■ Task instructions
Copy everything from the start of the records down to the line that contains "capacitor 100p plates [224,120,236,124]", including that line, reproducing each line without any change.
***** Data for the task
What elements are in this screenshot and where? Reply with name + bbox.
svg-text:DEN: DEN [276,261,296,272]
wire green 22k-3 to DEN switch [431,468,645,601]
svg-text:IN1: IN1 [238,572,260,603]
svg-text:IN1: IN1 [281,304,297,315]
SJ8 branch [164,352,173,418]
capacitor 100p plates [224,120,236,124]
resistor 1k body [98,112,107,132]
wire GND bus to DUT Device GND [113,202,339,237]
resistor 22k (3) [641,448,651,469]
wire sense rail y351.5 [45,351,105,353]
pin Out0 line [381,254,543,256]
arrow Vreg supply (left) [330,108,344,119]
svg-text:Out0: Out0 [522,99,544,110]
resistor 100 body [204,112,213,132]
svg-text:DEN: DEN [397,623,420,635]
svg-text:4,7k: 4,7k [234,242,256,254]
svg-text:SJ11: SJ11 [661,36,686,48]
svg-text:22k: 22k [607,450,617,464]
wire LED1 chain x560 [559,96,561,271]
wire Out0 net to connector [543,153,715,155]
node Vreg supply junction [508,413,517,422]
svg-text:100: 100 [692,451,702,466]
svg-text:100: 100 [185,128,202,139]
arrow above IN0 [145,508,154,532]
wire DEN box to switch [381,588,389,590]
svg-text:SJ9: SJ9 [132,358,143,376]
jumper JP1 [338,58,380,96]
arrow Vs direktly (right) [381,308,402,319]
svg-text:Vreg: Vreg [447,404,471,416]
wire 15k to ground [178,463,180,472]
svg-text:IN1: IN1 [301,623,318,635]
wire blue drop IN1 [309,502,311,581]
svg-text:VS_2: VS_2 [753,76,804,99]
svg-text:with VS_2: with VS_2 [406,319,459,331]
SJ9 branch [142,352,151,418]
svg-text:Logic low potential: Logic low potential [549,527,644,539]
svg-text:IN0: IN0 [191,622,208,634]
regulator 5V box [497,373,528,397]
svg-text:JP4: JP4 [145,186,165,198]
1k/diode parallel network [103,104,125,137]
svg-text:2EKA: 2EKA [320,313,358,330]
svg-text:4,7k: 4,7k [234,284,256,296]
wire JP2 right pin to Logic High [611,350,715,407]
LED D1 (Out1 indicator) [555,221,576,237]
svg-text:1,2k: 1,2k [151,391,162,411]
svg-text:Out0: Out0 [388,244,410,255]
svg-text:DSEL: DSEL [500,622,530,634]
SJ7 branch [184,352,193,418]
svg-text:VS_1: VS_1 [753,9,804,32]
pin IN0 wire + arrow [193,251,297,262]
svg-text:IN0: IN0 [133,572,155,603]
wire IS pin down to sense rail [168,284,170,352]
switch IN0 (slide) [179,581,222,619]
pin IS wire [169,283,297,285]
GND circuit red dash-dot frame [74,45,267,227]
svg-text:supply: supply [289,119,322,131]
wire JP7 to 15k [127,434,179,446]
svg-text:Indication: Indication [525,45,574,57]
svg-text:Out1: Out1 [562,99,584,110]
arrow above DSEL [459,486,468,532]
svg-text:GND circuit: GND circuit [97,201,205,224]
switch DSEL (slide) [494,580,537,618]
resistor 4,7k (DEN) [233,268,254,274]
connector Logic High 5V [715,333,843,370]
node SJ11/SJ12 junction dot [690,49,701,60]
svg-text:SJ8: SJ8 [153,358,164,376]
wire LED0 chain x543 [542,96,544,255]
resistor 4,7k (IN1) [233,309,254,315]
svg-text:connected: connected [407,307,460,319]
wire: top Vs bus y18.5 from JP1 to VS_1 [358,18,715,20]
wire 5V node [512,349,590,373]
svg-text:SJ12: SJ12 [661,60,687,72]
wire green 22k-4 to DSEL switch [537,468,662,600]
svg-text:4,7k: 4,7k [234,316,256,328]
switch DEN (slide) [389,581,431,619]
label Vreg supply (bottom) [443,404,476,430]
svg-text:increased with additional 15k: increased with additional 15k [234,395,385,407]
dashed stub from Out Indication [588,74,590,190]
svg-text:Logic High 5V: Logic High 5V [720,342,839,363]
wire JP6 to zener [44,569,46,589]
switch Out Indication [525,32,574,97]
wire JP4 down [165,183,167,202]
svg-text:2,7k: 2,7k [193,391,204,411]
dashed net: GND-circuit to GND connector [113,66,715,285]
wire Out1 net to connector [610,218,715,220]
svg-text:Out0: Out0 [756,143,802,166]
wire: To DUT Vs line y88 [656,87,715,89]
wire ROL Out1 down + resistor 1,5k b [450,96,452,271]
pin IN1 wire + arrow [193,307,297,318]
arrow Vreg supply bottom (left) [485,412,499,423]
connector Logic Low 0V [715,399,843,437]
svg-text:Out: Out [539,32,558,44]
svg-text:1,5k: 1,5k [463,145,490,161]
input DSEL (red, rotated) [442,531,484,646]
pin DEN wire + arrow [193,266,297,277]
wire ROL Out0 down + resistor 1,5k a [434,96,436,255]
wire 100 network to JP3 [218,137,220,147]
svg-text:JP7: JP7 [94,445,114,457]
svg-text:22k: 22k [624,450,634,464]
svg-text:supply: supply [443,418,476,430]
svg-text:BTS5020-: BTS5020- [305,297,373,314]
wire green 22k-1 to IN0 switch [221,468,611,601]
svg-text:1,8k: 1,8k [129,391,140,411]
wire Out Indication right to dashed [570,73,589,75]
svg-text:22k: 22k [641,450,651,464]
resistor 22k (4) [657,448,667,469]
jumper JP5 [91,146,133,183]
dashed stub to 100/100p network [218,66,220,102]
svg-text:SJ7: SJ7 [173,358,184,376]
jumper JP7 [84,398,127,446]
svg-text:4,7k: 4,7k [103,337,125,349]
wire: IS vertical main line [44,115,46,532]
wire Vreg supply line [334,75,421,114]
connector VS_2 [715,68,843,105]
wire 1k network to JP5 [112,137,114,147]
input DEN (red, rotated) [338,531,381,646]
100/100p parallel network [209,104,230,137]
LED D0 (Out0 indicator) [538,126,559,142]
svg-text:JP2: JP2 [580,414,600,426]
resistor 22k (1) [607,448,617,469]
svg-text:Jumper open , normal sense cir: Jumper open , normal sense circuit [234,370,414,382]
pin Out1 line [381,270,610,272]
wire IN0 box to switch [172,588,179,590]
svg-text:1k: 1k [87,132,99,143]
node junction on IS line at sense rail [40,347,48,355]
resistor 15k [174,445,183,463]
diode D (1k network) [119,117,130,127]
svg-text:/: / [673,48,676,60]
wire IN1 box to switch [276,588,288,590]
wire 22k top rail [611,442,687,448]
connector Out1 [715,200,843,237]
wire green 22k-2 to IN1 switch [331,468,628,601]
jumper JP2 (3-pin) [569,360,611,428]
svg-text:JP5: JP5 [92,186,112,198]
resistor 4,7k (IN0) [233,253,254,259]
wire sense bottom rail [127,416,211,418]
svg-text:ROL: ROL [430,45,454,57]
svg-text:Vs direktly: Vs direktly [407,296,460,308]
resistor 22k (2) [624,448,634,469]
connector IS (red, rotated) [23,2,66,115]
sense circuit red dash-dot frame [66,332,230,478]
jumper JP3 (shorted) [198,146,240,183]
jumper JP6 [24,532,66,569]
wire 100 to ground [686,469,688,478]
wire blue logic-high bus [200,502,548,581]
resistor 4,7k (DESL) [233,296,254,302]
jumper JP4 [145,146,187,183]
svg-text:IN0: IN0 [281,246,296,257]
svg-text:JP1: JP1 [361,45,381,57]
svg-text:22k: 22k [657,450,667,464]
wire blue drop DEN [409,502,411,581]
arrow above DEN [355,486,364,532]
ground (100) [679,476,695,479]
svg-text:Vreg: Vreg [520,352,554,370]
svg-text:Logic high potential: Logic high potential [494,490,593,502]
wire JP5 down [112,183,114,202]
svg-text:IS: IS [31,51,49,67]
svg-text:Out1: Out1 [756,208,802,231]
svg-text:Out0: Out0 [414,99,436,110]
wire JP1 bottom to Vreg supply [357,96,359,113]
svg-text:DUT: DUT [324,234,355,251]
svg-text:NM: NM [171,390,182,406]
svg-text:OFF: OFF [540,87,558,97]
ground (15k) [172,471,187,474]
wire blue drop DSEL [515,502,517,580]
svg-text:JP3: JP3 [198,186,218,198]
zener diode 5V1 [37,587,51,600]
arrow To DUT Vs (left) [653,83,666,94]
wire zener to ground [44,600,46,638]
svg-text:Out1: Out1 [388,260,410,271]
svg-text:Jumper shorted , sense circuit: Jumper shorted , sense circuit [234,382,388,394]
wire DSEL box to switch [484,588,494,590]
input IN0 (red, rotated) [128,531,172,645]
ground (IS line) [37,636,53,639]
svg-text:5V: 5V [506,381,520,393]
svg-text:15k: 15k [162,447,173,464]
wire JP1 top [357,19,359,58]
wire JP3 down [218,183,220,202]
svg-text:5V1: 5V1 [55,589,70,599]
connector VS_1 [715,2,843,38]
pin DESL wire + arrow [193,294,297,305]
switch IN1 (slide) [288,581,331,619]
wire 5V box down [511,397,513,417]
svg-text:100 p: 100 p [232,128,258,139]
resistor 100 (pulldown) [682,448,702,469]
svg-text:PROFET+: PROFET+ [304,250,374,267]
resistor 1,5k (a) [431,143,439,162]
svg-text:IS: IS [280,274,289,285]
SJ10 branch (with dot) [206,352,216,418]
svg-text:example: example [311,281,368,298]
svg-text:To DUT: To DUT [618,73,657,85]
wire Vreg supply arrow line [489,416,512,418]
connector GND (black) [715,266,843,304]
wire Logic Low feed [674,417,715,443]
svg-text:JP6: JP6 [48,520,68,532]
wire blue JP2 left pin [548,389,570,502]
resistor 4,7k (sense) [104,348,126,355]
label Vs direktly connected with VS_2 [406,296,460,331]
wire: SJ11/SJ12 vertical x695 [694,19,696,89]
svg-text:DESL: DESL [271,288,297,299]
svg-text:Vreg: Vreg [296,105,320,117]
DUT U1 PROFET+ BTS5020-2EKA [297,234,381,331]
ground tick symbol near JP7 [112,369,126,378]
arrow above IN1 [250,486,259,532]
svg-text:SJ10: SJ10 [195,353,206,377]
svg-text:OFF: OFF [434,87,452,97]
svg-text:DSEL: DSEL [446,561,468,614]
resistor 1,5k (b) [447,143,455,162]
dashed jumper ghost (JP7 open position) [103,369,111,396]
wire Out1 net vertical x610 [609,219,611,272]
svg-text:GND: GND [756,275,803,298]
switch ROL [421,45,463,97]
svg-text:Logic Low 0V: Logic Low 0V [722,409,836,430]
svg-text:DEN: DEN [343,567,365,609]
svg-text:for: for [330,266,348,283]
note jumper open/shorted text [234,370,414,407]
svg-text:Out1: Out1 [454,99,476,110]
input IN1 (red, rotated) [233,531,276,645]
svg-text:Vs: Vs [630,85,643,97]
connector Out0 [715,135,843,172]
**********
■ Task result
What elements are in this screenshot and where? Reply with name + bbox.
svg-text:DEN: DEN [276,261,296,272]
wire green 22k-3 to DEN switch [431,468,645,601]
svg-text:IN1: IN1 [238,572,260,603]
svg-text:IN1: IN1 [281,304,297,315]
SJ8 branch [164,352,173,418]
capacitor 100p plates [224,120,236,124]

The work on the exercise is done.